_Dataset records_

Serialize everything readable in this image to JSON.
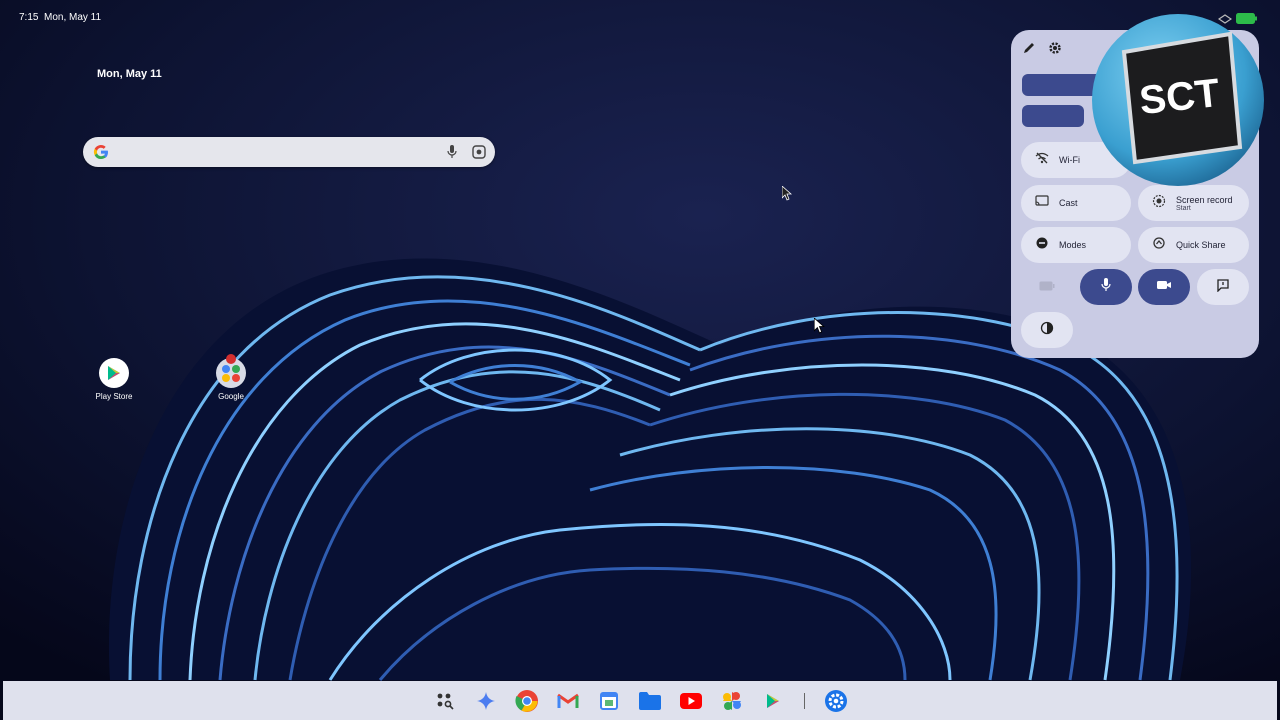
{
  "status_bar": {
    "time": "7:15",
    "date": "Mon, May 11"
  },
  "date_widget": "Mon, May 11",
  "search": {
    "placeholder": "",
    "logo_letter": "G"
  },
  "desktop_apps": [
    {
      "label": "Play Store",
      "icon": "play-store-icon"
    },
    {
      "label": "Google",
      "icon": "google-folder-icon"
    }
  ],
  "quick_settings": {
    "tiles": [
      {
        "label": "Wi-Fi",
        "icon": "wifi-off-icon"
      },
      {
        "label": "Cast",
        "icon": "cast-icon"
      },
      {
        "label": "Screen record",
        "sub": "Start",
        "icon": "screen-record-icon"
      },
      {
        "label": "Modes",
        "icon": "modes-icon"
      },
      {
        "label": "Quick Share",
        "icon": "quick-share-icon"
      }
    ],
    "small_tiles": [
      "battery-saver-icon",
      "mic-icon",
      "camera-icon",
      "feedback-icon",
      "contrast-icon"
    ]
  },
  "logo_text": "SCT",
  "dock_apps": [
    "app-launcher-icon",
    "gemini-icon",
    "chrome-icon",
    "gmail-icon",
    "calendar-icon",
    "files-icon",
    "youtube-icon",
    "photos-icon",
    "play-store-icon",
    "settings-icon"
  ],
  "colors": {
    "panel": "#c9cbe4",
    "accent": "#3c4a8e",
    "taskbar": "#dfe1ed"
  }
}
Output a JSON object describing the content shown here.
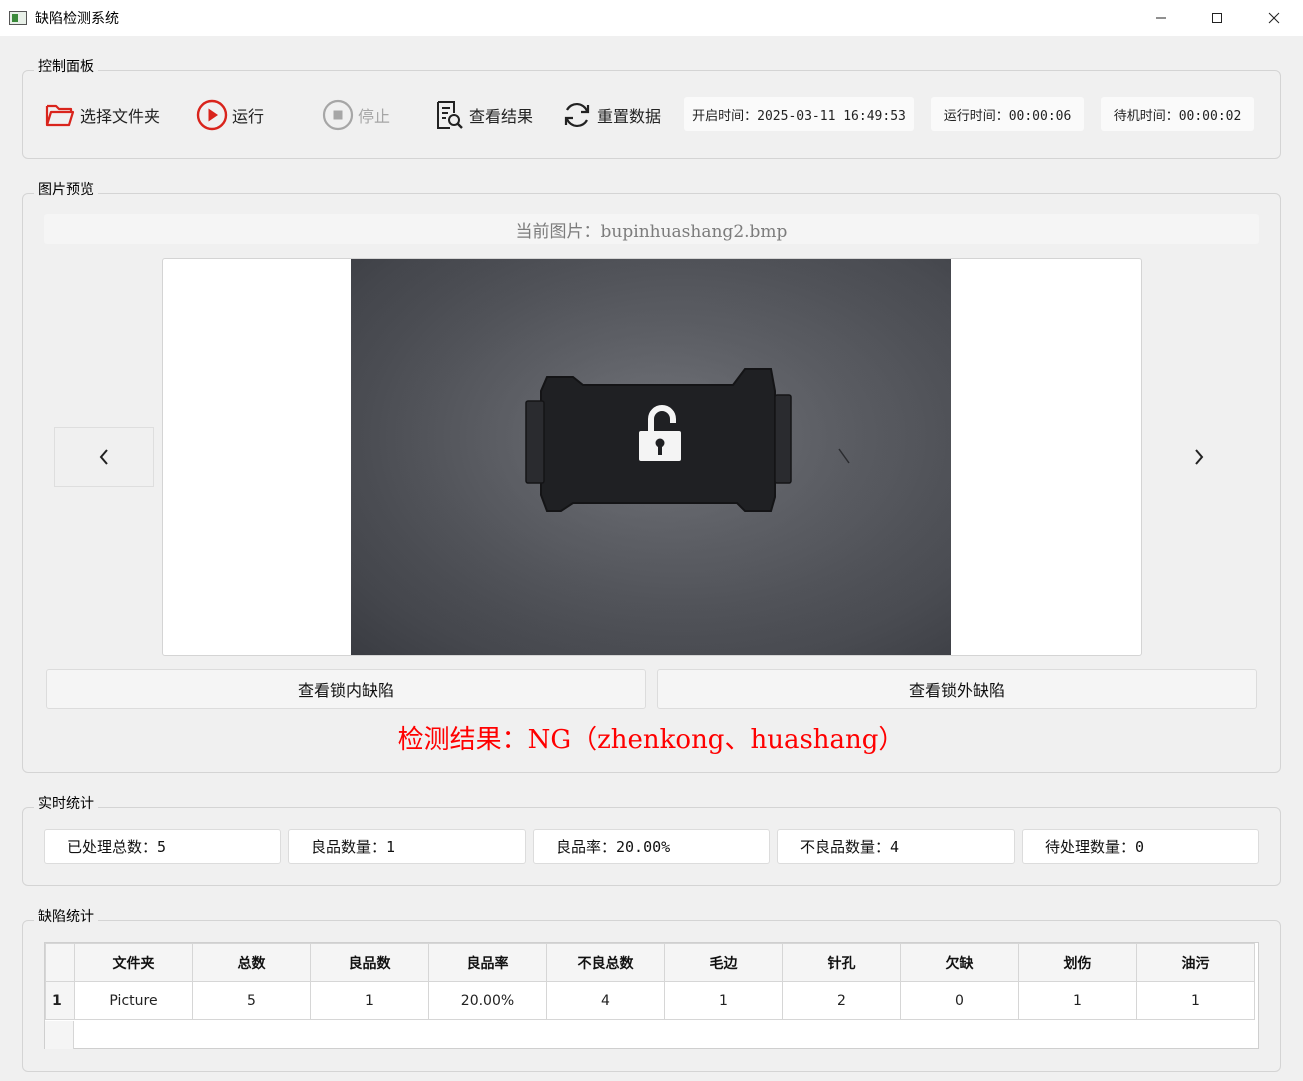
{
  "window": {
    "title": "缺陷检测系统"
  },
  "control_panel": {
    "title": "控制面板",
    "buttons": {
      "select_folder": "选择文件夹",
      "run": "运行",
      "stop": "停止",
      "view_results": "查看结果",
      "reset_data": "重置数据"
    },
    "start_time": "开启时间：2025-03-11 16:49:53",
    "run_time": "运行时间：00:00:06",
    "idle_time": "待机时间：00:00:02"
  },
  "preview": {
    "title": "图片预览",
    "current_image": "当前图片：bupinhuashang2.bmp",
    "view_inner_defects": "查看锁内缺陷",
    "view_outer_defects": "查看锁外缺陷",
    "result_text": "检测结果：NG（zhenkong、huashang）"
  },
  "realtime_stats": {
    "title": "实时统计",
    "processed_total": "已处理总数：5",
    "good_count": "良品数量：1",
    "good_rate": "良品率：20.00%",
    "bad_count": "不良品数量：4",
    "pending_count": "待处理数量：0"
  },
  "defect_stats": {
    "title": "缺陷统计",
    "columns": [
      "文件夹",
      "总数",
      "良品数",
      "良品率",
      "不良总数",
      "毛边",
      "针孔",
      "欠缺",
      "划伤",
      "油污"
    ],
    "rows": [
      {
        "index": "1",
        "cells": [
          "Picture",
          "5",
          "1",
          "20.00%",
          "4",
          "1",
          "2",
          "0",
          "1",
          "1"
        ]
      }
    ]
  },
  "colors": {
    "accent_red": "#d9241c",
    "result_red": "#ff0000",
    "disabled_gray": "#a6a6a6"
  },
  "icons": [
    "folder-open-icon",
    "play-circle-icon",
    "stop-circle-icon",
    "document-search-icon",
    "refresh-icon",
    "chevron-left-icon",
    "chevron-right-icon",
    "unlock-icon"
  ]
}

_Problem to solve_
Omit the pictures and give the material again, exactly and in full.

_Response below_
Serialize everything readable in this image to JSON.
{
  "status_bar": {
    "time": "7:15",
    "date": "Mon, May 11"
  },
  "date_widget": "Mon, May 11",
  "search": {
    "placeholder": "",
    "logo_letter": "G"
  },
  "desktop_apps": [
    {
      "label": "Play Store",
      "icon": "play-store-icon"
    },
    {
      "label": "Google",
      "icon": "google-folder-icon"
    }
  ],
  "quick_settings": {
    "tiles": [
      {
        "label": "Wi-Fi",
        "icon": "wifi-off-icon"
      },
      {
        "label": "Cast",
        "icon": "cast-icon"
      },
      {
        "label": "Screen record",
        "sub": "Start",
        "icon": "screen-record-icon"
      },
      {
        "label": "Modes",
        "icon": "modes-icon"
      },
      {
        "label": "Quick Share",
        "icon": "quick-share-icon"
      }
    ],
    "small_tiles": [
      "battery-saver-icon",
      "mic-icon",
      "camera-icon",
      "feedback-icon",
      "contrast-icon"
    ]
  },
  "logo_text": "SCT",
  "dock_apps": [
    "app-launcher-icon",
    "gemini-icon",
    "chrome-icon",
    "gmail-icon",
    "calendar-icon",
    "files-icon",
    "youtube-icon",
    "photos-icon",
    "play-store-icon",
    "settings-icon"
  ],
  "colors": {
    "panel": "#c9cbe4",
    "accent": "#3c4a8e",
    "taskbar": "#dfe1ed"
  }
}
Output a JSON object describing the content shown here.
{
  "window": {
    "title": "缺陷检测系统"
  },
  "control_panel": {
    "title": "控制面板",
    "buttons": {
      "select_folder": "选择文件夹",
      "run": "运行",
      "stop": "停止",
      "view_results": "查看结果",
      "reset_data": "重置数据"
    },
    "start_time": "开启时间：2025-03-11 16:49:53",
    "run_time": "运行时间：00:00:06",
    "idle_time": "待机时间：00:00:02"
  },
  "preview": {
    "title": "图片预览",
    "current_image": "当前图片：bupinhuashang2.bmp",
    "view_inner_defects": "查看锁内缺陷",
    "view_outer_defects": "查看锁外缺陷",
    "result_text": "检测结果：NG（zhenkong、huashang）"
  },
  "realtime_stats": {
    "title": "实时统计",
    "processed_total": "已处理总数：5",
    "good_count": "良品数量：1",
    "good_rate": "良品率：20.00%",
    "bad_count": "不良品数量：4",
    "pending_count": "待处理数量：0"
  },
  "defect_stats": {
    "title": "缺陷统计",
    "columns": [
      "文件夹",
      "总数",
      "良品数",
      "良品率",
      "不良总数",
      "毛边",
      "针孔",
      "欠缺",
      "划伤",
      "油污"
    ],
    "rows": [
      {
        "index": "1",
        "cells": [
          "Picture",
          "5",
          "1",
          "20.00%",
          "4",
          "1",
          "2",
          "0",
          "1",
          "1"
        ]
      }
    ]
  },
  "colors": {
    "accent_red": "#d9241c",
    "result_red": "#ff0000",
    "disabled_gray": "#a6a6a6"
  },
  "icons": [
    "folder-open-icon",
    "play-circle-icon",
    "stop-circle-icon",
    "document-search-icon",
    "refresh-icon",
    "chevron-left-icon",
    "chevron-right-icon",
    "unlock-icon"
  ]
}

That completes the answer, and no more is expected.